Problem: Quote every line as written. Omit pictures.

— begin Input data —

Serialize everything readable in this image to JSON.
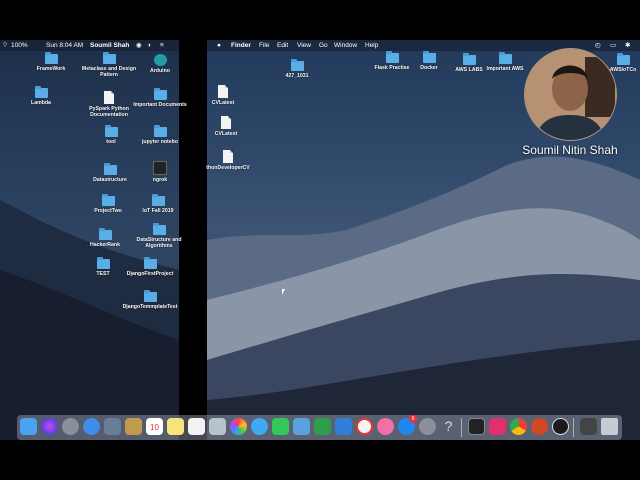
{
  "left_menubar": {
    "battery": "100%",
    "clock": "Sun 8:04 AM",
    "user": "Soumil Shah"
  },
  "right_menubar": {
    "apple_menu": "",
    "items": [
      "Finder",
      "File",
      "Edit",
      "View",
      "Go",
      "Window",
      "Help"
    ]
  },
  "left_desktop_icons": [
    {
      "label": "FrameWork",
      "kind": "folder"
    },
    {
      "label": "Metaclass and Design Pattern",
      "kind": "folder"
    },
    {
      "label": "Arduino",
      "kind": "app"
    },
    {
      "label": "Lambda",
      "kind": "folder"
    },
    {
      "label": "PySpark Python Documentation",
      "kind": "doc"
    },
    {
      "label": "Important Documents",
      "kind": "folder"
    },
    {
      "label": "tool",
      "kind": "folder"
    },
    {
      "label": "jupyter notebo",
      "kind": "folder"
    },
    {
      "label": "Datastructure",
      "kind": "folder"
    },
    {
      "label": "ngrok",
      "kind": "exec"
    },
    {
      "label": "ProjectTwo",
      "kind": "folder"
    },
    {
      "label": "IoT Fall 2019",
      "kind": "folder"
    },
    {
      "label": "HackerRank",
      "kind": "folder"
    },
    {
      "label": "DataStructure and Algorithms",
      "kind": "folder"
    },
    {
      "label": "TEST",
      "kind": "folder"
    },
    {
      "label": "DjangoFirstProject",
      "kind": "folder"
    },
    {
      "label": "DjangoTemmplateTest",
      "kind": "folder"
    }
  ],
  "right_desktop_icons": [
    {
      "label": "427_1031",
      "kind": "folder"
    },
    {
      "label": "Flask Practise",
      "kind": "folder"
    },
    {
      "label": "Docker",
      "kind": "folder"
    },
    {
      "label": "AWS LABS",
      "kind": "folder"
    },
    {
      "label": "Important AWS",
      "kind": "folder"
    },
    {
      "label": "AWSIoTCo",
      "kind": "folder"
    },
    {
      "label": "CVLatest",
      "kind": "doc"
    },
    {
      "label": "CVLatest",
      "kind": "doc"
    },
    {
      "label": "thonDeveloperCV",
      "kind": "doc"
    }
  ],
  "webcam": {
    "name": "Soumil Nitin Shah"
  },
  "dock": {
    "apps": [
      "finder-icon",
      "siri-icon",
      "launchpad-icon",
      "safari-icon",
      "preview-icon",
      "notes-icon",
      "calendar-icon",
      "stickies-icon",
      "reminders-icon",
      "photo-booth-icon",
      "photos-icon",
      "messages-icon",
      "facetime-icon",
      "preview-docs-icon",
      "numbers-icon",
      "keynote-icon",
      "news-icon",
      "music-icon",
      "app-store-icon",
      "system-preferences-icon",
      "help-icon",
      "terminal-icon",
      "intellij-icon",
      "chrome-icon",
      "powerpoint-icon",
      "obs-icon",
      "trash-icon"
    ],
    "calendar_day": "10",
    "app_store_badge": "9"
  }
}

— end Input data —

Full output:
Serialize everything readable in this image to JSON.
{
  "left_menubar": {
    "battery": "100%",
    "clock": "Sun 8:04 AM",
    "user": "Soumil Shah"
  },
  "right_menubar": {
    "apple_menu": "",
    "items": [
      "Finder",
      "File",
      "Edit",
      "View",
      "Go",
      "Window",
      "Help"
    ]
  },
  "left_desktop_icons": [
    {
      "label": "FrameWork",
      "kind": "folder"
    },
    {
      "label": "Metaclass and Design Pattern",
      "kind": "folder"
    },
    {
      "label": "Arduino",
      "kind": "app"
    },
    {
      "label": "Lambda",
      "kind": "folder"
    },
    {
      "label": "PySpark Python Documentation",
      "kind": "doc"
    },
    {
      "label": "Important Documents",
      "kind": "folder"
    },
    {
      "label": "tool",
      "kind": "folder"
    },
    {
      "label": "jupyter notebo",
      "kind": "folder"
    },
    {
      "label": "Datastructure",
      "kind": "folder"
    },
    {
      "label": "ngrok",
      "kind": "exec"
    },
    {
      "label": "ProjectTwo",
      "kind": "folder"
    },
    {
      "label": "IoT Fall 2019",
      "kind": "folder"
    },
    {
      "label": "HackerRank",
      "kind": "folder"
    },
    {
      "label": "DataStructure and Algorithms",
      "kind": "folder"
    },
    {
      "label": "TEST",
      "kind": "folder"
    },
    {
      "label": "DjangoFirstProject",
      "kind": "folder"
    },
    {
      "label": "DjangoTemmplateTest",
      "kind": "folder"
    }
  ],
  "right_desktop_icons": [
    {
      "label": "427_1031",
      "kind": "folder"
    },
    {
      "label": "Flask Practise",
      "kind": "folder"
    },
    {
      "label": "Docker",
      "kind": "folder"
    },
    {
      "label": "AWS LABS",
      "kind": "folder"
    },
    {
      "label": "Important AWS",
      "kind": "folder"
    },
    {
      "label": "AWSIoTCo",
      "kind": "folder"
    },
    {
      "label": "CVLatest",
      "kind": "doc"
    },
    {
      "label": "CVLatest",
      "kind": "doc"
    },
    {
      "label": "thonDeveloperCV",
      "kind": "doc"
    }
  ],
  "webcam": {
    "name": "Soumil Nitin Shah"
  },
  "dock": {
    "apps": [
      "finder-icon",
      "siri-icon",
      "launchpad-icon",
      "safari-icon",
      "preview-icon",
      "notes-icon",
      "calendar-icon",
      "stickies-icon",
      "reminders-icon",
      "photo-booth-icon",
      "photos-icon",
      "messages-icon",
      "facetime-icon",
      "preview-docs-icon",
      "numbers-icon",
      "keynote-icon",
      "news-icon",
      "music-icon",
      "app-store-icon",
      "system-preferences-icon",
      "help-icon",
      "terminal-icon",
      "intellij-icon",
      "chrome-icon",
      "powerpoint-icon",
      "obs-icon",
      "trash-icon"
    ],
    "calendar_day": "10",
    "app_store_badge": "9"
  }
}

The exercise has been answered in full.